§ **Saved entries**
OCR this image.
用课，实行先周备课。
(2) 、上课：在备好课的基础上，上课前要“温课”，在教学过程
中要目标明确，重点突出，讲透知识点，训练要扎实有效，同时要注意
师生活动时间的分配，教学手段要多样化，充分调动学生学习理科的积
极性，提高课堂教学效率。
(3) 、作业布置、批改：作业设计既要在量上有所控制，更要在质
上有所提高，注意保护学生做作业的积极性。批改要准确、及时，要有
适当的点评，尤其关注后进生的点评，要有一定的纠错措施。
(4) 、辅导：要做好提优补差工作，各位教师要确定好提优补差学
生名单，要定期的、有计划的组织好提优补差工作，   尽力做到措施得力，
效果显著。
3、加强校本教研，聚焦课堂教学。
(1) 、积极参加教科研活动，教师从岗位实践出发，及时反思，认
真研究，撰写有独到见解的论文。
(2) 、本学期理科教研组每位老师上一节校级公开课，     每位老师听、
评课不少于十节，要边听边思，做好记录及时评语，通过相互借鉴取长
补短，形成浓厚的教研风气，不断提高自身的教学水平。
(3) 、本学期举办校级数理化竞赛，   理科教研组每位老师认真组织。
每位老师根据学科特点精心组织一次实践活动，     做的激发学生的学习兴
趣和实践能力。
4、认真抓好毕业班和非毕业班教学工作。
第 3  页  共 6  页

§ **EXERCISE GOAL**
Extract all of the data shown above and repeat it verbatim.

§ **SOLUTION TO THE PROBLEM**
OCR this image.
用课，实行先周备课。
(2) 、上课：在备好课的基础上，上课前要“温课”，在教学过程
中要目标明确，重点突出，讲透知识点，训练要扎实有效，同时要注意
师生活动时间的分配，教学手段要多样化，充分调动学生学习理科的积
极性，提高课堂教学效率。
(3) 、作业布置、批改：作业设计既要在量上有所控制，更要在质
上有所提高，注意保护学生做作业的积极性。批改要准确、及时，要有
适当的点评，尤其关注后进生的点评，要有一定的纠错措施。
(4) 、辅导：要做好提优补差工作，各位教师要确定好提优补差学
生名单，要定期的、有计划的组织好提优补差工作，   尽力做到措施得力，
效果显著。
3、加强校本教研，聚焦课堂教学。
(1) 、积极参加教科研活动，教师从岗位实践出发，及时反思，认
真研究，撰写有独到见解的论文。
(2) 、本学期理科教研组每位老师上一节校级公开课，     每位老师听、
评课不少于十节，要边听边思，做好记录及时评语，通过相互借鉴取长
补短，形成浓厚的教研风气，不断提高自身的教学水平。
(3) 、本学期举办校级数理化竞赛，   理科教研组每位老师认真组织。
每位老师根据学科特点精心组织一次实践活动，     做的激发学生的学习兴
趣和实践能力。
4、认真抓好毕业班和非毕业班教学工作。
第 3  页  共 6  页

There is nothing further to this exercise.